** BEGIN **
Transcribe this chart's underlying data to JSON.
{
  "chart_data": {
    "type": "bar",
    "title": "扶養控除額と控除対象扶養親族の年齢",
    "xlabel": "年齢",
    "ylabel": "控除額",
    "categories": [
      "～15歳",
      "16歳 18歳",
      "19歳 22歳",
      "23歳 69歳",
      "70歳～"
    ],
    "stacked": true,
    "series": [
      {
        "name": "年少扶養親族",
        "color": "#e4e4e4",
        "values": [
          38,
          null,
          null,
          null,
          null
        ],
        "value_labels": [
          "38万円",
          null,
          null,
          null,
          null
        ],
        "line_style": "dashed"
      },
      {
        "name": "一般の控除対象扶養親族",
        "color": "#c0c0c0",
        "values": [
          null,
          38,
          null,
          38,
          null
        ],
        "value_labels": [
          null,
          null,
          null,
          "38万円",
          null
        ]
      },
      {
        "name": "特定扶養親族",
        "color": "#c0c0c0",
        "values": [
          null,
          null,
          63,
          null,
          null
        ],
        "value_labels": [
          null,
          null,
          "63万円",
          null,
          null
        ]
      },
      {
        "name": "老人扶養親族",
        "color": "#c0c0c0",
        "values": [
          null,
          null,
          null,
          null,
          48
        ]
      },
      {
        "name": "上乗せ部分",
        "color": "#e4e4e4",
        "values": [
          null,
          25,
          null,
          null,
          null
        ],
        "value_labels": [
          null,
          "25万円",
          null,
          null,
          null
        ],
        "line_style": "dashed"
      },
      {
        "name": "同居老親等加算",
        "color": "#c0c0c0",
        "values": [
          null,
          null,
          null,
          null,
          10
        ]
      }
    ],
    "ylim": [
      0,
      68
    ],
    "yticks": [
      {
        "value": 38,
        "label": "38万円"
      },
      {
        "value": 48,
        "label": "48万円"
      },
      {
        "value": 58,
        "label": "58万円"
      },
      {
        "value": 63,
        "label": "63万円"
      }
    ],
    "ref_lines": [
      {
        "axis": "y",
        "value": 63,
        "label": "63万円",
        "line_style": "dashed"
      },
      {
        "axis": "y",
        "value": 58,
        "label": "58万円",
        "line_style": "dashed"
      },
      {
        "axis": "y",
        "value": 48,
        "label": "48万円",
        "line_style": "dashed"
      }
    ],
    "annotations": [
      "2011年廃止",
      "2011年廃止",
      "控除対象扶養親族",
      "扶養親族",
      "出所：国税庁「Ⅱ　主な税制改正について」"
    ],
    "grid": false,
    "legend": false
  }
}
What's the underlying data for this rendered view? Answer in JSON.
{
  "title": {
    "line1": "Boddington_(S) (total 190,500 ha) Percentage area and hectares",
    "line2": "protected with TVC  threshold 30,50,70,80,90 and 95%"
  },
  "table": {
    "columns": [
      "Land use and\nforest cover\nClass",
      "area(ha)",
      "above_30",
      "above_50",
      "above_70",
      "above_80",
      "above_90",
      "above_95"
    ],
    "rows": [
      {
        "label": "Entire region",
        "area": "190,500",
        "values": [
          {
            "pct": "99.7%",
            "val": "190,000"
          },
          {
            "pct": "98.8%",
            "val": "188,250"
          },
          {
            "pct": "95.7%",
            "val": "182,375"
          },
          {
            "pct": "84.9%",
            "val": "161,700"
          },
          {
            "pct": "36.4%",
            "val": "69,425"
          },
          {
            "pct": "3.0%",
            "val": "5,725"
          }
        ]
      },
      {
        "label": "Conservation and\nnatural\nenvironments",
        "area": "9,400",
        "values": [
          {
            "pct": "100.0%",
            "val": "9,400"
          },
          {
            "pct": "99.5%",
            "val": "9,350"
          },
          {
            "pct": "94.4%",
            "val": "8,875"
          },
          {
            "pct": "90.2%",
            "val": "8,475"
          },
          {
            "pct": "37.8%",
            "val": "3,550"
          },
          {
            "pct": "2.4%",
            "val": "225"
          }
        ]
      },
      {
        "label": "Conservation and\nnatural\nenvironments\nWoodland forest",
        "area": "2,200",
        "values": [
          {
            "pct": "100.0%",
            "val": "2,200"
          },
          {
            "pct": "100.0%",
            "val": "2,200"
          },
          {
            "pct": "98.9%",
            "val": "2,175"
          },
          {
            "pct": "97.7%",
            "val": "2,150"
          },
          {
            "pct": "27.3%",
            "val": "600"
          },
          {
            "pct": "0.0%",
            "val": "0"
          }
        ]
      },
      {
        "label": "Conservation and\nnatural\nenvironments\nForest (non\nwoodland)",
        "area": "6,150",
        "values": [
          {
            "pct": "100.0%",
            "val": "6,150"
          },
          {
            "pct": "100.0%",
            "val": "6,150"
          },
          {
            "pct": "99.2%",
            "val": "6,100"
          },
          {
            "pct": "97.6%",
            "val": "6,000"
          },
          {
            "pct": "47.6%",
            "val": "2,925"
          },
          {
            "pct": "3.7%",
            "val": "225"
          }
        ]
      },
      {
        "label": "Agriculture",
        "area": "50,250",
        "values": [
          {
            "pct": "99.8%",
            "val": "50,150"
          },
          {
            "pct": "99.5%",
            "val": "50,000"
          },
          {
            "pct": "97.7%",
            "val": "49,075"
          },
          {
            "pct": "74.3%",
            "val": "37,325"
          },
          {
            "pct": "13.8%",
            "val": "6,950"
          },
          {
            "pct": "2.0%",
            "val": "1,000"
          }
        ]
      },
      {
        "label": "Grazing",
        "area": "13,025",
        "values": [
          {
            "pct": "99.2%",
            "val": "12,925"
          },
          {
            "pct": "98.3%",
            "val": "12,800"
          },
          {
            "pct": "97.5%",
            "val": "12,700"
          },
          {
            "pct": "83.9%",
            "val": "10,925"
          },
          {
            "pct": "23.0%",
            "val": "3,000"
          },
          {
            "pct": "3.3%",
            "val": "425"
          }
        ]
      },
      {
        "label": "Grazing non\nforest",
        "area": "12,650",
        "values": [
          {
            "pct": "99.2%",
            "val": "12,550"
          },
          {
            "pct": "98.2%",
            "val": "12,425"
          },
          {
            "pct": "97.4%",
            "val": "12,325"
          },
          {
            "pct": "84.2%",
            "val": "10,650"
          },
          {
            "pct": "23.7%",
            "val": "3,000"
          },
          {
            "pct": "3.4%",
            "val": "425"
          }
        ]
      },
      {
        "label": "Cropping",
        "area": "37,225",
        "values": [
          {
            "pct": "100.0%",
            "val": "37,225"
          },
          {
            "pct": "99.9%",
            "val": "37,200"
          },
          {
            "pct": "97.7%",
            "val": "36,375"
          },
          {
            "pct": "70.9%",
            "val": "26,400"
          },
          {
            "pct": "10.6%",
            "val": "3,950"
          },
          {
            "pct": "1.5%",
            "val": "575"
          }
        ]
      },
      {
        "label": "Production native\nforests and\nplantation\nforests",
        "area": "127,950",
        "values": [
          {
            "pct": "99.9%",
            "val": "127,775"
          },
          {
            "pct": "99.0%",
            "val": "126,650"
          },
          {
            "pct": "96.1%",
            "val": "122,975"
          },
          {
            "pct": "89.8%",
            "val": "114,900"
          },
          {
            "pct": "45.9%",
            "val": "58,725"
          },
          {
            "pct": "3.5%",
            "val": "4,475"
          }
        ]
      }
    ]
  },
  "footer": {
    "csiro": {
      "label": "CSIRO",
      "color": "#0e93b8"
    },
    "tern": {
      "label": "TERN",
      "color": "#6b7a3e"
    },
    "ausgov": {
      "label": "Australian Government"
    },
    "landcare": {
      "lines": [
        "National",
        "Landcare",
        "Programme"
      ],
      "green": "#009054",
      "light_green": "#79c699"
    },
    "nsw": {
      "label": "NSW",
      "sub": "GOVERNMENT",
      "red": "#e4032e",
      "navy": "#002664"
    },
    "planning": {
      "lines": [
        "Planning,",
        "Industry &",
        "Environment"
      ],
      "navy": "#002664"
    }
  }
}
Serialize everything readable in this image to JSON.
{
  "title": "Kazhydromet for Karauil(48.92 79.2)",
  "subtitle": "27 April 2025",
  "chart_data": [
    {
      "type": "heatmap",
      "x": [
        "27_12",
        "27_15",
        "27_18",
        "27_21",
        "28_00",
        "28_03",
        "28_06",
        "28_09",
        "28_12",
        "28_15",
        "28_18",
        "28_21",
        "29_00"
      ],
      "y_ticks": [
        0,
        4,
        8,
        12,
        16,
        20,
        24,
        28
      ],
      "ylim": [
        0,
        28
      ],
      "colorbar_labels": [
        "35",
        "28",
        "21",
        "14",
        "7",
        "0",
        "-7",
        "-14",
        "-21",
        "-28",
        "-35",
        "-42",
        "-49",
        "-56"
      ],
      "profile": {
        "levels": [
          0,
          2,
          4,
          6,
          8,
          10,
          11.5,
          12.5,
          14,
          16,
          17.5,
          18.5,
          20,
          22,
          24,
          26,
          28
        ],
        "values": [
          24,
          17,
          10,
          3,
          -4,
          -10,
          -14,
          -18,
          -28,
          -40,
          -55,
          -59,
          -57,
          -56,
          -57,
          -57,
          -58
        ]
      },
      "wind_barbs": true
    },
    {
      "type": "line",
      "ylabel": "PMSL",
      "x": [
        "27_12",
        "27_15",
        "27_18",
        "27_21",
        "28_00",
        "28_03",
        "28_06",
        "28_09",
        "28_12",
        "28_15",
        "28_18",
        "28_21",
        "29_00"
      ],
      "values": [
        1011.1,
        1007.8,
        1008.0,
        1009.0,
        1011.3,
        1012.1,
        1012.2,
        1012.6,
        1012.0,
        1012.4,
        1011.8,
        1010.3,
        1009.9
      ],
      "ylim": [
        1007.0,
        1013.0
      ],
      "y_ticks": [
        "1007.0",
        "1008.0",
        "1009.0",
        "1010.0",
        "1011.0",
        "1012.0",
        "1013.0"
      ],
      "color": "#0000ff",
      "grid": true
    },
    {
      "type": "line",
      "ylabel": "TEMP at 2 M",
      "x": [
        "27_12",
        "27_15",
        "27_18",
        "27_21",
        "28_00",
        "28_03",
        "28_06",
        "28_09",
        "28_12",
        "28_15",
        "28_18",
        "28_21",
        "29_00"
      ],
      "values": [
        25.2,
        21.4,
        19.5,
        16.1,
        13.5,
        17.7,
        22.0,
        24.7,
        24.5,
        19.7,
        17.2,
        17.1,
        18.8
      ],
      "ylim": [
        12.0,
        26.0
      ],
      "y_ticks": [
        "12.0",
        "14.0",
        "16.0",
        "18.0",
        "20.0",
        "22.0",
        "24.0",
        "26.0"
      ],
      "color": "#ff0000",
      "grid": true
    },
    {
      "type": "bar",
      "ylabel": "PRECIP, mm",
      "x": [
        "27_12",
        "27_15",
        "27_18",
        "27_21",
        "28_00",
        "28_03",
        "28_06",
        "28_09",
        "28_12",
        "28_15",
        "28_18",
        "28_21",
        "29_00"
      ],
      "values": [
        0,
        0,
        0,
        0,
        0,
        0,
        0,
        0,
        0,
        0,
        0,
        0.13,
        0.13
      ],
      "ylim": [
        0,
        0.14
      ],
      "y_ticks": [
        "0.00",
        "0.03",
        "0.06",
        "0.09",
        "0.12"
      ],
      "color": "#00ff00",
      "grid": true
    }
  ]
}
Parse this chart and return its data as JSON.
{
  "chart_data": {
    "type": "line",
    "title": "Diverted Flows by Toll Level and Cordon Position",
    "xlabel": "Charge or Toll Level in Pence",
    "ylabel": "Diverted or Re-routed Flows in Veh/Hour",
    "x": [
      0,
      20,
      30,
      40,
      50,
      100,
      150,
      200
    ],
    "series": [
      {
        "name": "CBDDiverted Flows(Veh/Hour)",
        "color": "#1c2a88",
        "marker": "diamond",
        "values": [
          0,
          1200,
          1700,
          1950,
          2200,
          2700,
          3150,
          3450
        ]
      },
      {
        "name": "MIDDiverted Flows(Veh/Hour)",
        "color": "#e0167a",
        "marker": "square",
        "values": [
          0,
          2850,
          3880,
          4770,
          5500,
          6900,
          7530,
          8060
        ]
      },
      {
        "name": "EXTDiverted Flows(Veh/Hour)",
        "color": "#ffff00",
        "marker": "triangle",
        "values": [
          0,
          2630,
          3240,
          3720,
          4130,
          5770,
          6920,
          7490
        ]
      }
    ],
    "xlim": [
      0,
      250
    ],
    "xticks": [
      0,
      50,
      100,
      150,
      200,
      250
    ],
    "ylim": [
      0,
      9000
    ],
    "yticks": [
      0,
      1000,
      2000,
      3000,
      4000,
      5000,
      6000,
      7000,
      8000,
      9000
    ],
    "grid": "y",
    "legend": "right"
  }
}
** END **
**Objective:** Gather up the lines that contain the word "Hour".

**Full response:**
    "ylabel": "Diverted or Re-routed Flows in Veh/Hour",
        "name": "CBDDiverted Flows(Veh/Hour)",
        "name": "MIDDiverted Flows(Veh/Hour)",
        "name": "EXTDiverted Flows(Veh/Hour)",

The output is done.